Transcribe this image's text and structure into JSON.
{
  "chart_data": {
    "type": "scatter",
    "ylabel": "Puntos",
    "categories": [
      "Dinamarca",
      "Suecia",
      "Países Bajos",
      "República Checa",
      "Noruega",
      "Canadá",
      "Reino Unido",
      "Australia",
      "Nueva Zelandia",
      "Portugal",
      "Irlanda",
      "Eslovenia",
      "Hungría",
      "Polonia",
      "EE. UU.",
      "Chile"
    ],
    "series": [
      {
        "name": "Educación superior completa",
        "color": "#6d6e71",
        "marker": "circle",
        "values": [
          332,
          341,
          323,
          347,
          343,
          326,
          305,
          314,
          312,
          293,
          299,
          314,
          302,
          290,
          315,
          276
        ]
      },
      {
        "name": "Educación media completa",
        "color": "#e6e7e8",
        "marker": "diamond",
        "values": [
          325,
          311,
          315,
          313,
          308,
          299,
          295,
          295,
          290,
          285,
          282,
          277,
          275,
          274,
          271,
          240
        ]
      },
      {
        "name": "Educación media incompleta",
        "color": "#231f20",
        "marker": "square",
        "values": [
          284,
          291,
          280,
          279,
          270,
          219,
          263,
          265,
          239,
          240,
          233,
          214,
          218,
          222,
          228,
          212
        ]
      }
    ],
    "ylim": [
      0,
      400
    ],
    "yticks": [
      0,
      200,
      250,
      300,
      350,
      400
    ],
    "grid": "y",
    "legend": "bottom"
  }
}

WRITTEN PROBLEM:
Retype the material above, line by line, exactly.

RESULT OF THIS EXERCISE:
Transcribe this image's text and structure into JSON.
{
  "chart_data": {
    "type": "scatter",
    "ylabel": "Puntos",
    "categories": [
      "Dinamarca",
      "Suecia",
      "Países Bajos",
      "República Checa",
      "Noruega",
      "Canadá",
      "Reino Unido",
      "Australia",
      "Nueva Zelandia",
      "Portugal",
      "Irlanda",
      "Eslovenia",
      "Hungría",
      "Polonia",
      "EE. UU.",
      "Chile"
    ],
    "series": [
      {
        "name": "Educación superior completa",
        "color": "#6d6e71",
        "marker": "circle",
        "values": [
          332,
          341,
          323,
          347,
          343,
          326,
          305,
          314,
          312,
          293,
          299,
          314,
          302,
          290,
          315,
          276
        ]
      },
      {
        "name": "Educación media completa",
        "color": "#e6e7e8",
        "marker": "diamond",
        "values": [
          325,
          311,
          315,
          313,
          308,
          299,
          295,
          295,
          290,
          285,
          282,
          277,
          275,
          274,
          271,
          240
        ]
      },
      {
        "name": "Educación media incompleta",
        "color": "#231f20",
        "marker": "square",
        "values": [
          284,
          291,
          280,
          279,
          270,
          219,
          263,
          265,
          239,
          240,
          233,
          214,
          218,
          222,
          228,
          212
        ]
      }
    ],
    "ylim": [
      0,
      400
    ],
    "yticks": [
      0,
      200,
      250,
      300,
      350,
      400
    ],
    "grid": "y",
    "legend": "bottom"
  }
}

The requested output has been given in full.